**To do:** Starting from the line containing "Enumerate this screenshot's", give again every line through the end of the entries, word for word. Pictures stay out of the copy.

**Supplied data:**
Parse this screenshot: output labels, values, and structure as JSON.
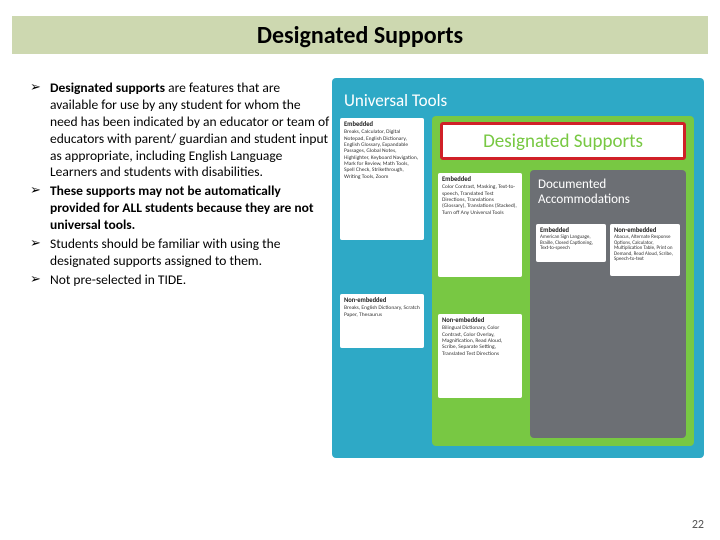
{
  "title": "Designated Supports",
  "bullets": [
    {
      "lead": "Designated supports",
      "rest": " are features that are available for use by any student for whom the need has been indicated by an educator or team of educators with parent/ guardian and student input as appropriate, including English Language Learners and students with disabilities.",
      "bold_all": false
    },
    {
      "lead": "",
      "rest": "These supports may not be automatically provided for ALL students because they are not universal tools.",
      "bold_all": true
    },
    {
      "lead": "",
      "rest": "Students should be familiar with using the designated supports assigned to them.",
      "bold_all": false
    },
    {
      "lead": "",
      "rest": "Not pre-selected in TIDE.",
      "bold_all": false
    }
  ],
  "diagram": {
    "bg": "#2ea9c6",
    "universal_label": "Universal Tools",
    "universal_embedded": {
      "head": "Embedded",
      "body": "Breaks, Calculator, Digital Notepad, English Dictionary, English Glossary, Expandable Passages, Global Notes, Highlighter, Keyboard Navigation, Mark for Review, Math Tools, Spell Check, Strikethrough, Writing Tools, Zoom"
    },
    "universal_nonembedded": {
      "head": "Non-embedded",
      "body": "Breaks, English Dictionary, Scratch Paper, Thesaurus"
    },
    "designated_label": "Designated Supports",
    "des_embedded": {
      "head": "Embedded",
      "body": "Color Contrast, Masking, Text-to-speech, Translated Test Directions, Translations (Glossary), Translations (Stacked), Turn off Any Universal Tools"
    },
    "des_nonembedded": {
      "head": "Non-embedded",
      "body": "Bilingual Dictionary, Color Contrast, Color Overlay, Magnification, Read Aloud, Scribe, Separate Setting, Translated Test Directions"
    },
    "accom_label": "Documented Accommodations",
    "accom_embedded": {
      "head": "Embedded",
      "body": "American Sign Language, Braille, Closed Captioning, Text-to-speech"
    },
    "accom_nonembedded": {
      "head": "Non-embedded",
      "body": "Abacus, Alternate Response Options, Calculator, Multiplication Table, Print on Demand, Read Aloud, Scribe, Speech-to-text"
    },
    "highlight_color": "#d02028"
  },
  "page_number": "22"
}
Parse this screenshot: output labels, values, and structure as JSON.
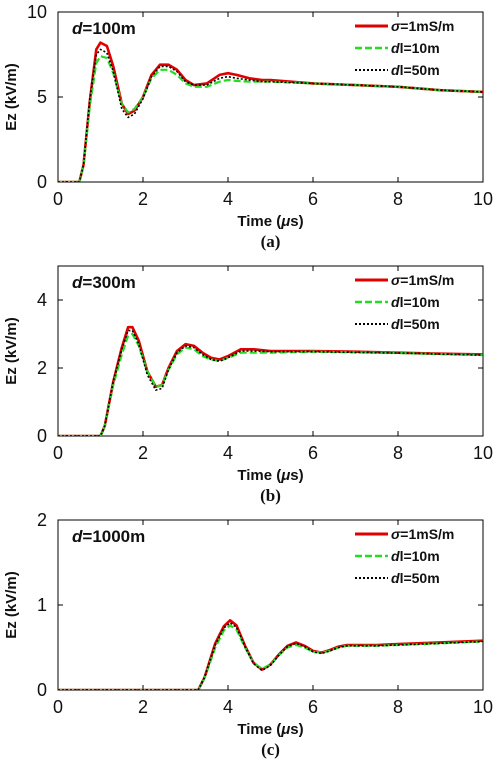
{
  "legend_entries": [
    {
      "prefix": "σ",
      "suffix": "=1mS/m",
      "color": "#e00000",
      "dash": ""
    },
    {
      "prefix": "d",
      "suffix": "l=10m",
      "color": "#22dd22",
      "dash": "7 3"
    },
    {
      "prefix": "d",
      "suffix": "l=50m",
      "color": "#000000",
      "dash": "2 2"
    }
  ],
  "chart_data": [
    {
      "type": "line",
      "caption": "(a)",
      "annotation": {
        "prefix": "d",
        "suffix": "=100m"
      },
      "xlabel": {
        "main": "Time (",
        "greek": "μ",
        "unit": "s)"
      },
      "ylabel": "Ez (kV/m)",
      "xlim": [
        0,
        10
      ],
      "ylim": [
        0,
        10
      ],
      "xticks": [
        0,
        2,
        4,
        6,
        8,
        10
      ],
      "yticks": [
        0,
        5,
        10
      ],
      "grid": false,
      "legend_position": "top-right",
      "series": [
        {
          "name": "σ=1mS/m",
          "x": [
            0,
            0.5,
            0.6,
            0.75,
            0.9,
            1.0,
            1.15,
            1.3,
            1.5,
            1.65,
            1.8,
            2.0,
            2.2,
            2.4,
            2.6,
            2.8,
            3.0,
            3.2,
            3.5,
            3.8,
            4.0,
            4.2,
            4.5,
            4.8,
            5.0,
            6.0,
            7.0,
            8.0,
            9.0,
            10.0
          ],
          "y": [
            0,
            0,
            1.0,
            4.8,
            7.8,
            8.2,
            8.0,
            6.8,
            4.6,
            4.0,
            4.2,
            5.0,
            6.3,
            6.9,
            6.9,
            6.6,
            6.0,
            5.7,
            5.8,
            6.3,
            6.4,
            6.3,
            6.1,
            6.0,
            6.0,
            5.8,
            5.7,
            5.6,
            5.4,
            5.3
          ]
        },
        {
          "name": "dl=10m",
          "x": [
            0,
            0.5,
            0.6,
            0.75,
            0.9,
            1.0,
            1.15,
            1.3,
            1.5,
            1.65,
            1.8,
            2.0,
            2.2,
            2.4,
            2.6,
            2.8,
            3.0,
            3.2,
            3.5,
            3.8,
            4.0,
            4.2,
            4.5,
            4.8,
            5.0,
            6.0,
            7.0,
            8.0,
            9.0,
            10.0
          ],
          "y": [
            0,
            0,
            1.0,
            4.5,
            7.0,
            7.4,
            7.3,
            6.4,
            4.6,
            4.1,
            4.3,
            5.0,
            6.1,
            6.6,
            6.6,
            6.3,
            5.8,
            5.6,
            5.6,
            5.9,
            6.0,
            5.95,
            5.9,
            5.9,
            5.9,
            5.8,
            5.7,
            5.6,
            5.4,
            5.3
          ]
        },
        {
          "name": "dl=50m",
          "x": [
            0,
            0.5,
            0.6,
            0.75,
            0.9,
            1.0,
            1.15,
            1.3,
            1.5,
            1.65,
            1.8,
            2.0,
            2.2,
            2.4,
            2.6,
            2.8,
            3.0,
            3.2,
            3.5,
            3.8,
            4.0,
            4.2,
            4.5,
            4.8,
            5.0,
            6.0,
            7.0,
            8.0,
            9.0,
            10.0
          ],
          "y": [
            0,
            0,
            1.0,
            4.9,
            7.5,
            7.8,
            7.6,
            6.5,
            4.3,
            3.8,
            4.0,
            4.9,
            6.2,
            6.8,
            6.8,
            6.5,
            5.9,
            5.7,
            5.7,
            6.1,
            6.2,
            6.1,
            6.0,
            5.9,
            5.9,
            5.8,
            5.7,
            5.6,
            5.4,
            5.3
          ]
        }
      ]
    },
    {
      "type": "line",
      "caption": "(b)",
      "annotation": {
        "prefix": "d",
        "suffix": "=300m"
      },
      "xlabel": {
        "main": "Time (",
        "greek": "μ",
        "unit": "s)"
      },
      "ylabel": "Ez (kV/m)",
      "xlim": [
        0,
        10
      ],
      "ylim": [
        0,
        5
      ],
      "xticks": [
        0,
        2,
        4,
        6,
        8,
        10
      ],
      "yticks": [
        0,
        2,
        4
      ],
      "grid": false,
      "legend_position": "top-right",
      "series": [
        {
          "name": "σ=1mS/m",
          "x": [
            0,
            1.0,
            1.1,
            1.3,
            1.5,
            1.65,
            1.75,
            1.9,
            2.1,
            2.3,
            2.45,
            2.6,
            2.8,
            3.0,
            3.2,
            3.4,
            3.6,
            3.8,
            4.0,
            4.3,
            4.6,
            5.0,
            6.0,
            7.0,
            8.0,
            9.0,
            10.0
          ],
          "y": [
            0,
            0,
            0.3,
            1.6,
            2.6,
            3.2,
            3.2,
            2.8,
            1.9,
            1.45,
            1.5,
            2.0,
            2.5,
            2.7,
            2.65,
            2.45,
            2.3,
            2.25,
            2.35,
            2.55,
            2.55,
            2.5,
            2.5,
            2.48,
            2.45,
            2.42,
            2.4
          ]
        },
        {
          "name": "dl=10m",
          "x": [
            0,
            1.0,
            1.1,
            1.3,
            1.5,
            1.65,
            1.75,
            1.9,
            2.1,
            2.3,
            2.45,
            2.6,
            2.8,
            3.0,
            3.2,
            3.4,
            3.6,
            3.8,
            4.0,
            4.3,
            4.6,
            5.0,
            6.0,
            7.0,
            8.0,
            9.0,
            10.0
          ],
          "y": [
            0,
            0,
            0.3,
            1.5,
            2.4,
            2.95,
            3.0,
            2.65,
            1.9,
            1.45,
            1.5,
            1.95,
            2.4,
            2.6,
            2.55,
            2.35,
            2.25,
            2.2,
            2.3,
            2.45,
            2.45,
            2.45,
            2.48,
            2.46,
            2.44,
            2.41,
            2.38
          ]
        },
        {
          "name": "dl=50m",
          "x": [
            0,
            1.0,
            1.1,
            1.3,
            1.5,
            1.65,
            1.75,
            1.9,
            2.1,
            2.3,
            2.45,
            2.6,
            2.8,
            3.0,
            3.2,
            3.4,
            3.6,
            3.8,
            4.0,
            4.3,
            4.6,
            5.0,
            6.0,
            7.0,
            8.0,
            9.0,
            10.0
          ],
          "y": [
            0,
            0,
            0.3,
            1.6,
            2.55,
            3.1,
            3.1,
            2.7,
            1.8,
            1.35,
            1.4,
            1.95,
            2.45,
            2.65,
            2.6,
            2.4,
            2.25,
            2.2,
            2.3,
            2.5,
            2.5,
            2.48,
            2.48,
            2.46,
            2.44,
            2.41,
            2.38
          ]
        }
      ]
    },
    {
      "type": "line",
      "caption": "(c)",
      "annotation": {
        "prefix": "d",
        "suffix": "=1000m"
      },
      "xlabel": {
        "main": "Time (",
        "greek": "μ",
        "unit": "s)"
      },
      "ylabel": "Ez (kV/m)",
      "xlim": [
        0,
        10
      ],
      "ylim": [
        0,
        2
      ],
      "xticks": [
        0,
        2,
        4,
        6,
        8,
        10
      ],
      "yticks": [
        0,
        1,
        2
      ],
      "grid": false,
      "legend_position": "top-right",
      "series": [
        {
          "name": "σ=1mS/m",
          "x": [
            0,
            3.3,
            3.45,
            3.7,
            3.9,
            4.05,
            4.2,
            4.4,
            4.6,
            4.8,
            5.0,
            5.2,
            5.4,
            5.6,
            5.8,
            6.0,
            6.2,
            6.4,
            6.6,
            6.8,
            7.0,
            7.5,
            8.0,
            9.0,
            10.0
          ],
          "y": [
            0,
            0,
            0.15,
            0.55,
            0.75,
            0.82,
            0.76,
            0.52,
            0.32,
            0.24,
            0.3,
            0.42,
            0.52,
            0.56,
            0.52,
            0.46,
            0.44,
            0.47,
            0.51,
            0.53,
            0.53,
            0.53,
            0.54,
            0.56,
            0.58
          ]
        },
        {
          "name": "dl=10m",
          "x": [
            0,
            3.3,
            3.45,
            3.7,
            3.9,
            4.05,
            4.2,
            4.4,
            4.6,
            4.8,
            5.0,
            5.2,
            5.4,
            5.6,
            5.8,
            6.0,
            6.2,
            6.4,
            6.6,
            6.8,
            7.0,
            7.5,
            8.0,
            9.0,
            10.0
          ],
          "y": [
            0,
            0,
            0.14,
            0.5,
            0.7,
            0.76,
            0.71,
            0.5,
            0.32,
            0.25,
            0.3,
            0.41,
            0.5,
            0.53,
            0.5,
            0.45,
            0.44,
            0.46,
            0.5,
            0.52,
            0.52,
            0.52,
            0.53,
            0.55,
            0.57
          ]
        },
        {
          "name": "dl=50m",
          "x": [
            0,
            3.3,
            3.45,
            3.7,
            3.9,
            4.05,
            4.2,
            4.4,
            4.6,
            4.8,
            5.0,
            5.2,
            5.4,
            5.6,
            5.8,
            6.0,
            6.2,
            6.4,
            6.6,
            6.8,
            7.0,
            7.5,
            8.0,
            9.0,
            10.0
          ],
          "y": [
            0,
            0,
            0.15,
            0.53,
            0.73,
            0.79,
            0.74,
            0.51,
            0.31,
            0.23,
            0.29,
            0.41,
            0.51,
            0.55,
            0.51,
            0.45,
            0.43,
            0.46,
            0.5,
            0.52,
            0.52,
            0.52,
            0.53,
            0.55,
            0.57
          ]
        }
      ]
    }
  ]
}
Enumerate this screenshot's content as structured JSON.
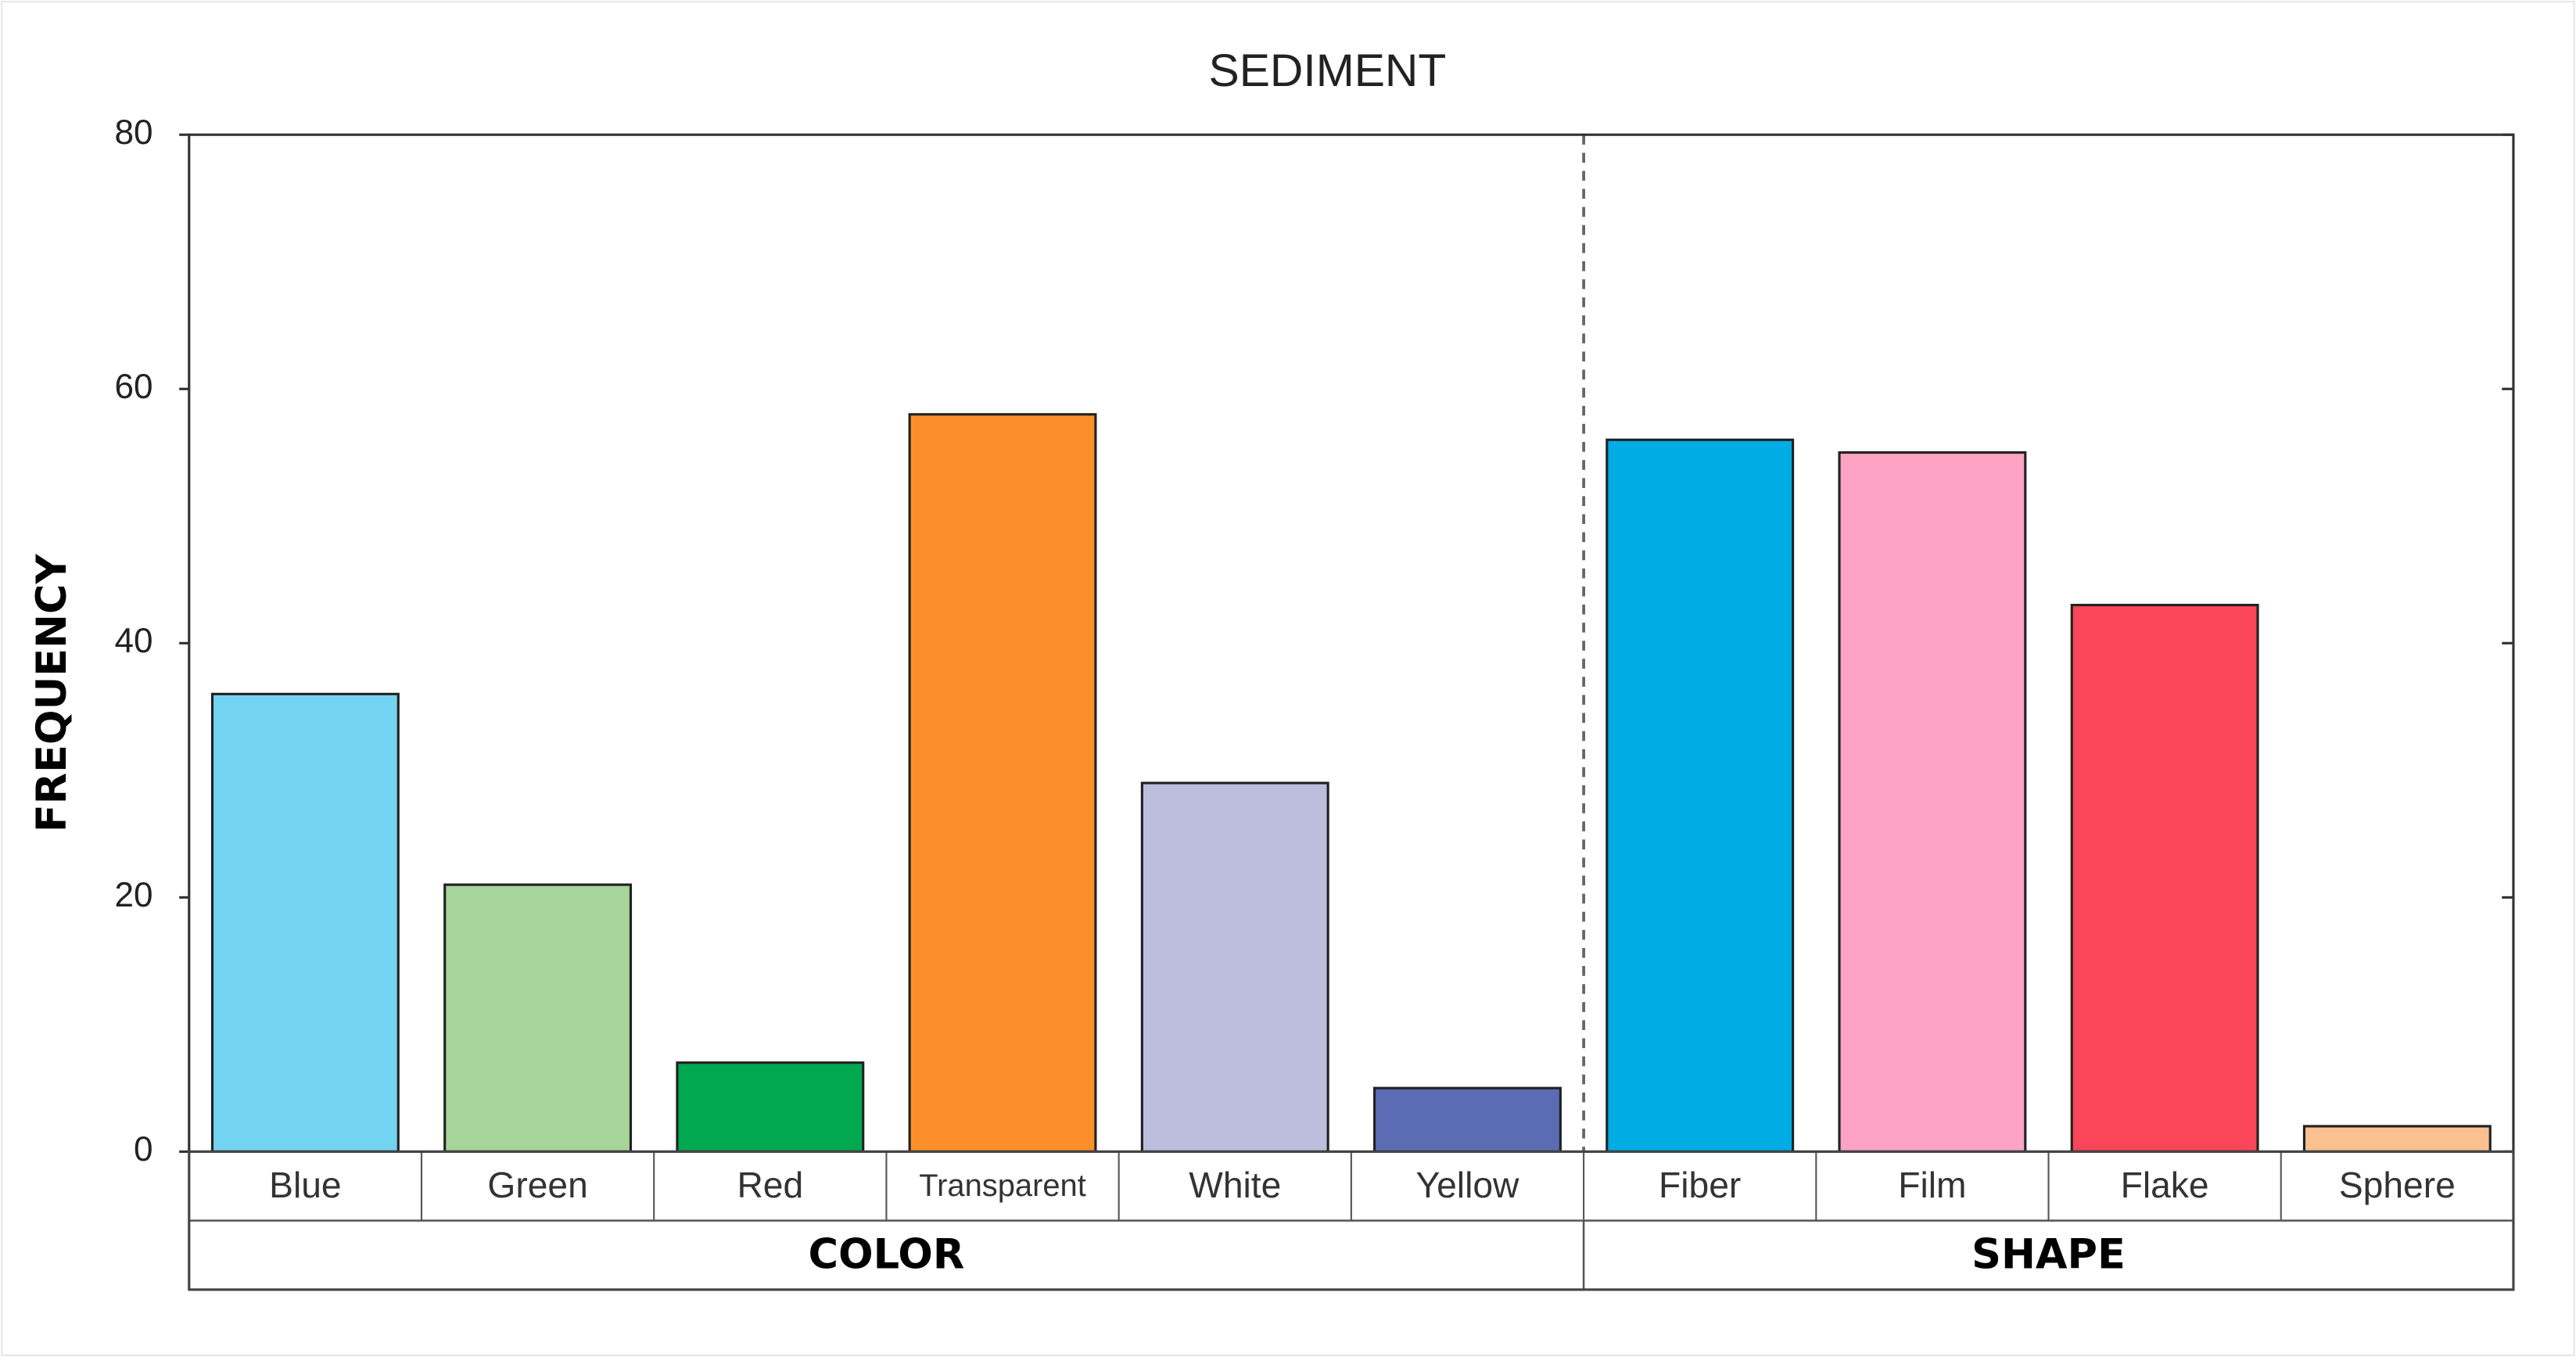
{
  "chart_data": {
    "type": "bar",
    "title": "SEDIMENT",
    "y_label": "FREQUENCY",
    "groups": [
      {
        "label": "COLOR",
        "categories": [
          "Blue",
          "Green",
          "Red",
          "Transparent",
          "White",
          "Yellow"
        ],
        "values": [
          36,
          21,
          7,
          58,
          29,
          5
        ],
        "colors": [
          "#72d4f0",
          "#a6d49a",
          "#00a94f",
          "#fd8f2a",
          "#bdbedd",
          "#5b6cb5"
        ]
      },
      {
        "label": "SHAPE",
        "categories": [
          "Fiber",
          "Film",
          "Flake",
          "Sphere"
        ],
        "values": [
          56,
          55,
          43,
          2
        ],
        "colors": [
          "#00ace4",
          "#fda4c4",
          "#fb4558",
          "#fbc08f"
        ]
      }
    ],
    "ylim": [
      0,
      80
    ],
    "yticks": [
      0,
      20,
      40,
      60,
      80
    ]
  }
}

**Complete answer:**
Enumerate this screenshot's content as structured JSON.
{
  "chart_data": {
    "type": "bar",
    "title": "SEDIMENT",
    "y_label": "FREQUENCY",
    "groups": [
      {
        "label": "COLOR",
        "categories": [
          "Blue",
          "Green",
          "Red",
          "Transparent",
          "White",
          "Yellow"
        ],
        "values": [
          36,
          21,
          7,
          58,
          29,
          5
        ],
        "colors": [
          "#72d4f0",
          "#a6d49a",
          "#00a94f",
          "#fd8f2a",
          "#bdbedd",
          "#5b6cb5"
        ]
      },
      {
        "label": "SHAPE",
        "categories": [
          "Fiber",
          "Film",
          "Flake",
          "Sphere"
        ],
        "values": [
          56,
          55,
          43,
          2
        ],
        "colors": [
          "#00ace4",
          "#fda4c4",
          "#fb4558",
          "#fbc08f"
        ]
      }
    ],
    "ylim": [
      0,
      80
    ],
    "yticks": [
      0,
      20,
      40,
      60,
      80
    ]
  }
}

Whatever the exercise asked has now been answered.